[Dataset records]
_ _ _ _

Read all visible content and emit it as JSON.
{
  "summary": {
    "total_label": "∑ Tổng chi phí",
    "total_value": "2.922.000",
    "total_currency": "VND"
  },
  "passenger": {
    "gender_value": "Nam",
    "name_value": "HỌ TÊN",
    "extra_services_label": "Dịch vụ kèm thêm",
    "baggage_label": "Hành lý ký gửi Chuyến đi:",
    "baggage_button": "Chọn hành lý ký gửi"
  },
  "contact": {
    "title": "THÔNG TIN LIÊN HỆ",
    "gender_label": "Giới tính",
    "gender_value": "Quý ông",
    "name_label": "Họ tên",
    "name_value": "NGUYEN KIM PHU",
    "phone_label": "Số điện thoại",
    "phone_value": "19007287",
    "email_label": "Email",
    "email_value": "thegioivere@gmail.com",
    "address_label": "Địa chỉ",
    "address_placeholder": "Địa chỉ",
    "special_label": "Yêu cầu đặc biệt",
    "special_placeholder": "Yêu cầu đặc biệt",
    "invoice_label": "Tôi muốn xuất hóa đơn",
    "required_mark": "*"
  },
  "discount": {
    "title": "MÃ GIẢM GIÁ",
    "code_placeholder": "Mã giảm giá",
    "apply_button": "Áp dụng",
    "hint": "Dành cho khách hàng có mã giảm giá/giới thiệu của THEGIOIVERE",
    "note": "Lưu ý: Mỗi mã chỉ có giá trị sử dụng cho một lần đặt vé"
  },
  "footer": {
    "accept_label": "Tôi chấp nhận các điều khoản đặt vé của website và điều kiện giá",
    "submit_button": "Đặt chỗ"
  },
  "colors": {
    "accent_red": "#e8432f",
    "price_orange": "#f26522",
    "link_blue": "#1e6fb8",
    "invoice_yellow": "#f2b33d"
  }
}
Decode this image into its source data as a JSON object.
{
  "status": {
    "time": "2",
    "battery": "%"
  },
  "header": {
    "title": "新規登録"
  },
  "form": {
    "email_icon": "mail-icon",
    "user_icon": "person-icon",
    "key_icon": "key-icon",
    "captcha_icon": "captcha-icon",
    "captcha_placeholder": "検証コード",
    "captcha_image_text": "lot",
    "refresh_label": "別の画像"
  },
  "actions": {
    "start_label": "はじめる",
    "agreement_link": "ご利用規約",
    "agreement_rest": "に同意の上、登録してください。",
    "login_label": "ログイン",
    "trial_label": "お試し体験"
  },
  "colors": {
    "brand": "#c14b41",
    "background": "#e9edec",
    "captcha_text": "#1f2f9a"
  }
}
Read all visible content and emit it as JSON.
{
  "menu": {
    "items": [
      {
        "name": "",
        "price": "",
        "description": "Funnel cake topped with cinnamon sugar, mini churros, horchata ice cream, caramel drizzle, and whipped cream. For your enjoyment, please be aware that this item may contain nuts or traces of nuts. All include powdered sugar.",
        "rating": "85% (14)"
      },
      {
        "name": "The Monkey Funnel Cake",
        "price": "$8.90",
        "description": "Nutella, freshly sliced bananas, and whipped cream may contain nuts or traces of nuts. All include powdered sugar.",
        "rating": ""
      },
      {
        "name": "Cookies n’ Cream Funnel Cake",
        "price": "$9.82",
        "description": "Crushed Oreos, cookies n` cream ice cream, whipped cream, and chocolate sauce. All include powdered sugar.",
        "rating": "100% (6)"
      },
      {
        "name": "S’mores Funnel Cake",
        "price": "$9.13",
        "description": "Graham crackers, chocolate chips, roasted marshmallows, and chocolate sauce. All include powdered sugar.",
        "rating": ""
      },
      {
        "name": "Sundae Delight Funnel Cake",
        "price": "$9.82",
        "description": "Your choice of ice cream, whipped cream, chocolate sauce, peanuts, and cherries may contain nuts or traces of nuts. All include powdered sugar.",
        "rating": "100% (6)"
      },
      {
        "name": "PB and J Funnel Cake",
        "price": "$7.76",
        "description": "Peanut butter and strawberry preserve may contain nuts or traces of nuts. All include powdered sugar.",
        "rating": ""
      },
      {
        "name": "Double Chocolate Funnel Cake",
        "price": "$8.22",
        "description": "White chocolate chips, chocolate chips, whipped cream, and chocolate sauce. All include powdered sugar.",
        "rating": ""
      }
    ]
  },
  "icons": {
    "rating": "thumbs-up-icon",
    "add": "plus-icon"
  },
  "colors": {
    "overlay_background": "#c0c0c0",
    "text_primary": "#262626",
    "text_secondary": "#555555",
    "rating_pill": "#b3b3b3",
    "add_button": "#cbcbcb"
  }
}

_ _ _ _

**Challenge:**
What is needed here is an exact reproduction of all the entries.

**Full response:**
Read all visible content and emit it as JSON.
{
  "summary": {
    "total_label": "∑ Tổng chi phí",
    "total_value": "2.922.000",
    "total_currency": "VND"
  },
  "passenger": {
    "gender_value": "Nam",
    "name_value": "HỌ TÊN",
    "extra_services_label": "Dịch vụ kèm thêm",
    "baggage_label": "Hành lý ký gửi Chuyến đi:",
    "baggage_button": "Chọn hành lý ký gửi"
  },
  "contact": {
    "title": "THÔNG TIN LIÊN HỆ",
    "gender_label": "Giới tính",
    "gender_value": "Quý ông",
    "name_label": "Họ tên",
    "name_value": "NGUYEN KIM PHU",
    "phone_label": "Số điện thoại",
    "phone_value": "19007287",
    "email_label": "Email",
    "email_value": "thegioivere@gmail.com",
    "address_label": "Địa chỉ",
    "address_placeholder": "Địa chỉ",
    "special_label": "Yêu cầu đặc biệt",
    "special_placeholder": "Yêu cầu đặc biệt",
    "invoice_label": "Tôi muốn xuất hóa đơn",
    "required_mark": "*"
  },
  "discount": {
    "title": "MÃ GIẢM GIÁ",
    "code_placeholder": "Mã giảm giá",
    "apply_button": "Áp dụng",
    "hint": "Dành cho khách hàng có mã giảm giá/giới thiệu của THEGIOIVERE",
    "note": "Lưu ý: Mỗi mã chỉ có giá trị sử dụng cho một lần đặt vé"
  },
  "footer": {
    "accept_label": "Tôi chấp nhận các điều khoản đặt vé của website và điều kiện giá",
    "submit_button": "Đặt chỗ"
  },
  "colors": {
    "accent_red": "#e8432f",
    "price_orange": "#f26522",
    "link_blue": "#1e6fb8",
    "invoice_yellow": "#f2b33d"
  }
}
Decode this image into its source data as a JSON object.
{
  "status": {
    "time": "2",
    "battery": "%"
  },
  "header": {
    "title": "新規登録"
  },
  "form": {
    "email_icon": "mail-icon",
    "user_icon": "person-icon",
    "key_icon": "key-icon",
    "captcha_icon": "captcha-icon",
    "captcha_placeholder": "検証コード",
    "captcha_image_text": "lot",
    "refresh_label": "別の画像"
  },
  "actions": {
    "start_label": "はじめる",
    "agreement_link": "ご利用規約",
    "agreement_rest": "に同意の上、登録してください。",
    "login_label": "ログイン",
    "trial_label": "お試し体験"
  },
  "colors": {
    "brand": "#c14b41",
    "background": "#e9edec",
    "captcha_text": "#1f2f9a"
  }
}
Read all visible content and emit it as JSON.
{
  "menu": {
    "items": [
      {
        "name": "",
        "price": "",
        "description": "Funnel cake topped with cinnamon sugar, mini churros, horchata ice cream, caramel drizzle, and whipped cream. For your enjoyment, please be aware that this item may contain nuts or traces of nuts. All include powdered sugar.",
        "rating": "85% (14)"
      },
      {
        "name": "The Monkey Funnel Cake",
        "price": "$8.90",
        "description": "Nutella, freshly sliced bananas, and whipped cream may contain nuts or traces of nuts. All include powdered sugar.",
        "rating": ""
      },
      {
        "name": "Cookies n’ Cream Funnel Cake",
        "price": "$9.82",
        "description": "Crushed Oreos, cookies n` cream ice cream, whipped cream, and chocolate sauce. All include powdered sugar.",
        "rating": "100% (6)"
      },
      {
        "name": "S’mores Funnel Cake",
        "price": "$9.13",
        "description": "Graham crackers, chocolate chips, roasted marshmallows, and chocolate sauce. All include powdered sugar.",
        "rating": ""
      },
      {
        "name": "Sundae Delight Funnel Cake",
        "price": "$9.82",
        "description": "Your choice of ice cream, whipped cream, chocolate sauce, peanuts, and cherries may contain nuts or traces of nuts. All include powdered sugar.",
        "rating": "100% (6)"
      },
      {
        "name": "PB and J Funnel Cake",
        "price": "$7.76",
        "description": "Peanut butter and strawberry preserve may contain nuts or traces of nuts. All include powdered sugar.",
        "rating": ""
      },
      {
        "name": "Double Chocolate Funnel Cake",
        "price": "$8.22",
        "description": "White chocolate chips, chocolate chips, whipped cream, and chocolate sauce. All include powdered sugar.",
        "rating": ""
      }
    ]
  },
  "icons": {
    "rating": "thumbs-up-icon",
    "add": "plus-icon"
  },
  "colors": {
    "overlay_background": "#c0c0c0",
    "text_primary": "#262626",
    "text_secondary": "#555555",
    "rating_pill": "#b3b3b3",
    "add_button": "#cbcbcb"
  }
}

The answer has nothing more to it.